Supplied records:
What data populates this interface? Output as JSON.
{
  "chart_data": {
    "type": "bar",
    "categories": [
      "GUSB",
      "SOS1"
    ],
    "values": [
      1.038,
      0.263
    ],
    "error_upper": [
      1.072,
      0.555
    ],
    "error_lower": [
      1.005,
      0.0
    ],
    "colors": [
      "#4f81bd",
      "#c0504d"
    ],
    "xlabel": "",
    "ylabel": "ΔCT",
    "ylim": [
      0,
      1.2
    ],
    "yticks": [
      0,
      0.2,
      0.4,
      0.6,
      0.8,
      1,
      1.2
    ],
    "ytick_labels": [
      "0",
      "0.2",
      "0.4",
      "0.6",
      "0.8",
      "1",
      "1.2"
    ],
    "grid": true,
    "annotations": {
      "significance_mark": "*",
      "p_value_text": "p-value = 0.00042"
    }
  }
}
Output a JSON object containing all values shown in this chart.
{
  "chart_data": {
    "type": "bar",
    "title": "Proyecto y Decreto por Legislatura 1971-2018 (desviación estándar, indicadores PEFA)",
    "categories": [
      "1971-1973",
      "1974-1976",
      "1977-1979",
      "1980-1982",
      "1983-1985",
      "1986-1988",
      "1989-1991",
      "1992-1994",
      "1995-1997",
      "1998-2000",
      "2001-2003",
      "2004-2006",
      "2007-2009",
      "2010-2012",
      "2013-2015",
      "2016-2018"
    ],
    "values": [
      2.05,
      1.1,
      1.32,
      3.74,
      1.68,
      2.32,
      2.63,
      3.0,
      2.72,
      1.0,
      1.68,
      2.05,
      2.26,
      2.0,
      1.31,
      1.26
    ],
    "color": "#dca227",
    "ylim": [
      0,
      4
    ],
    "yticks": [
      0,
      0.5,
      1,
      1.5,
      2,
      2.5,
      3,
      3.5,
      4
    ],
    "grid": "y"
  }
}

Exercise objective: Repeat the listing above without any change.

Result for this task:
What data populates this interface? Output as JSON.
{
  "chart_data": {
    "type": "bar",
    "categories": [
      "GUSB",
      "SOS1"
    ],
    "values": [
      1.038,
      0.263
    ],
    "error_upper": [
      1.072,
      0.555
    ],
    "error_lower": [
      1.005,
      0.0
    ],
    "colors": [
      "#4f81bd",
      "#c0504d"
    ],
    "xlabel": "",
    "ylabel": "ΔCT",
    "ylim": [
      0,
      1.2
    ],
    "yticks": [
      0,
      0.2,
      0.4,
      0.6,
      0.8,
      1,
      1.2
    ],
    "ytick_labels": [
      "0",
      "0.2",
      "0.4",
      "0.6",
      "0.8",
      "1",
      "1.2"
    ],
    "grid": true,
    "annotations": {
      "significance_mark": "*",
      "p_value_text": "p-value = 0.00042"
    }
  }
}
Output a JSON object containing all values shown in this chart.
{
  "chart_data": {
    "type": "bar",
    "title": "Proyecto y Decreto por Legislatura 1971-2018 (desviación estándar, indicadores PEFA)",
    "categories": [
      "1971-1973",
      "1974-1976",
      "1977-1979",
      "1980-1982",
      "1983-1985",
      "1986-1988",
      "1989-1991",
      "1992-1994",
      "1995-1997",
      "1998-2000",
      "2001-2003",
      "2004-2006",
      "2007-2009",
      "2010-2012",
      "2013-2015",
      "2016-2018"
    ],
    "values": [
      2.05,
      1.1,
      1.32,
      3.74,
      1.68,
      2.32,
      2.63,
      3.0,
      2.72,
      1.0,
      1.68,
      2.05,
      2.26,
      2.0,
      1.31,
      1.26
    ],
    "color": "#dca227",
    "ylim": [
      0,
      4
    ],
    "yticks": [
      0,
      0.5,
      1,
      1.5,
      2,
      2.5,
      3,
      3.5,
      4
    ],
    "grid": "y"
  }
}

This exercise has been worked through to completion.